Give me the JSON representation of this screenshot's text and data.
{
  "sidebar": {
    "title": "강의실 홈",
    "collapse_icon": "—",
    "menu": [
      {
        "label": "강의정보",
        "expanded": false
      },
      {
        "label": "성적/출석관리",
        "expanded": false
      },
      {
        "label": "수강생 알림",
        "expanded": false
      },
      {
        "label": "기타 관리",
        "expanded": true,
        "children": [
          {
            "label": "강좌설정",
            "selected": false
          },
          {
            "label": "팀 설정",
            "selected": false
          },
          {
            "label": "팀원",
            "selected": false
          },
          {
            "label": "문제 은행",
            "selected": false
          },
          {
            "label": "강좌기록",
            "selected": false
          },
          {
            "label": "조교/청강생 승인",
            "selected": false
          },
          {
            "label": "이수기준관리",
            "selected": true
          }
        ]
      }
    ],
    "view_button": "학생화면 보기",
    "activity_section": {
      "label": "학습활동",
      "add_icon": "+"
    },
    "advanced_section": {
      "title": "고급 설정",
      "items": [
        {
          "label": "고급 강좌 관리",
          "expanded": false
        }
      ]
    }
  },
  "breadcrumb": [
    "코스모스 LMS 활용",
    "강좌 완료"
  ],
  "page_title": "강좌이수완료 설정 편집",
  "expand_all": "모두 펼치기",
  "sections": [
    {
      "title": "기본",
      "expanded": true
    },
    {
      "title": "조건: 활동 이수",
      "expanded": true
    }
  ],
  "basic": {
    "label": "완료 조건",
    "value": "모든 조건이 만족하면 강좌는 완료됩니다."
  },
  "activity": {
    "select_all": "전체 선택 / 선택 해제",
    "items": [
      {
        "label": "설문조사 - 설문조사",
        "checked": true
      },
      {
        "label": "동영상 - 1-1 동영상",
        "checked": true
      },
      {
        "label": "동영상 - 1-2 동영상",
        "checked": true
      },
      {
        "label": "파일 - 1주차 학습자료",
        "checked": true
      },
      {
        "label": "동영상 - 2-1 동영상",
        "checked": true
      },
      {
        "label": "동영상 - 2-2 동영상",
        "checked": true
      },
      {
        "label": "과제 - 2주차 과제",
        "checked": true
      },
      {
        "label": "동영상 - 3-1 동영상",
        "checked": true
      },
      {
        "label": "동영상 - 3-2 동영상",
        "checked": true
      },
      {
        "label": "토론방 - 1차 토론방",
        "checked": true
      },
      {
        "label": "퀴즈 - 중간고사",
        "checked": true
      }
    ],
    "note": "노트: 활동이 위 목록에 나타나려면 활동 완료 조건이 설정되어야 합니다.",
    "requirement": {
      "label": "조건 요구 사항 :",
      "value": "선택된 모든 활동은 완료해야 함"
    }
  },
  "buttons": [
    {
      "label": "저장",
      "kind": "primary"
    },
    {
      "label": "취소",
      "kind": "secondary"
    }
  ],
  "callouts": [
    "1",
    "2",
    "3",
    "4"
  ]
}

┄┄┄┄┄┄

▶ _Directions for this task_: Gather from the records above every line containing the string "value".

▶ _Output for this exercise_:
    "value": "모든 조건이 만족하면 강좌는 완료됩니다."
      "value": "선택된 모든 활동은 완료해야 함"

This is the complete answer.